YOUR OBJECTIVE -
Among the records that follow, count the lines with the string "arrow"; report only that count.

** BEGIN INPUT FOR THIS TASK **

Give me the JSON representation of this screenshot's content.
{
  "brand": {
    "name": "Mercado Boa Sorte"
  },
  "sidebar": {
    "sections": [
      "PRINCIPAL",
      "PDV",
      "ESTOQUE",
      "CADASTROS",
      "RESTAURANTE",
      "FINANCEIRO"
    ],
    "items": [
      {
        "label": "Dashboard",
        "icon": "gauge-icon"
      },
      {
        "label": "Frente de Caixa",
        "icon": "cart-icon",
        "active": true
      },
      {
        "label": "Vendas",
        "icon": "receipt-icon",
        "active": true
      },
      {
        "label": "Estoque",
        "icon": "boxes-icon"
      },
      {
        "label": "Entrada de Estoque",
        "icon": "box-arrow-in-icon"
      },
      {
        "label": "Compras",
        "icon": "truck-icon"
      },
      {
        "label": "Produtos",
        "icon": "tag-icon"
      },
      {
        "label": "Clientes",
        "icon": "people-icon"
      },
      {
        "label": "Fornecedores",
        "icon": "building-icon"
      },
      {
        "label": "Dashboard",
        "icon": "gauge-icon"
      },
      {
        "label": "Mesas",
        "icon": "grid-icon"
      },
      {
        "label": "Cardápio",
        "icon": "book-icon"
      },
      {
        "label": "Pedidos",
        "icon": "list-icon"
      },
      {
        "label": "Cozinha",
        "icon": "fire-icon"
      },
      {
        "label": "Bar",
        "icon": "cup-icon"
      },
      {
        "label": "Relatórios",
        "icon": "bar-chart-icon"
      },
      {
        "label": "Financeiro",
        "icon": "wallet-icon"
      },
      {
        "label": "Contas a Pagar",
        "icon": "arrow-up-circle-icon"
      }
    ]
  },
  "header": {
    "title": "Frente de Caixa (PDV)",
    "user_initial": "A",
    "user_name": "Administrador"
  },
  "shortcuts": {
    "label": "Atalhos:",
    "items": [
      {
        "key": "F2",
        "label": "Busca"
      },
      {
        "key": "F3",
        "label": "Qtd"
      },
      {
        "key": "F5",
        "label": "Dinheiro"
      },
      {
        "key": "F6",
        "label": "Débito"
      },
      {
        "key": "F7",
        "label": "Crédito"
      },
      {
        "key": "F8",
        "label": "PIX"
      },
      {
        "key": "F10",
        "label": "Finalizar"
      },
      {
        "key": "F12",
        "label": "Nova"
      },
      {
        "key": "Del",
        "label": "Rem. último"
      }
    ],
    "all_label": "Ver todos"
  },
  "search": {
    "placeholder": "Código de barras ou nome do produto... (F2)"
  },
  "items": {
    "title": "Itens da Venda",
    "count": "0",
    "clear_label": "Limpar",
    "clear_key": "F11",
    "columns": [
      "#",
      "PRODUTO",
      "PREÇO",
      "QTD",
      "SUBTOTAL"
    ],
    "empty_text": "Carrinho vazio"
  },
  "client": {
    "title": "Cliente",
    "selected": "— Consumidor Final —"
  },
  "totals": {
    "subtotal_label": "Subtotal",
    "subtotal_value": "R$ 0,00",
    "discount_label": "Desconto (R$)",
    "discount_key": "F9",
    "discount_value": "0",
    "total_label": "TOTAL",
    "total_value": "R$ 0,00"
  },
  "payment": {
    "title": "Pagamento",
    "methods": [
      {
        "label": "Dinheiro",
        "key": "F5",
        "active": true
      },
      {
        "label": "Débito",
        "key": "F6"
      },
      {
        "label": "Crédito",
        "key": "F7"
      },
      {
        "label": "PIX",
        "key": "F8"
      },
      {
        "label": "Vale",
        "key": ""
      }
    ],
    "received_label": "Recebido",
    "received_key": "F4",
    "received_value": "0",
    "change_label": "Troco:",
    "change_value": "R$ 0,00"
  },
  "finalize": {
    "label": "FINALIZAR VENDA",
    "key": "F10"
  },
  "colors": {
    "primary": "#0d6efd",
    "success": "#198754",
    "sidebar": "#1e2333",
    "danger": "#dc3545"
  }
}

** END INPUT FOR THIS TASK **

SOLUTION -
2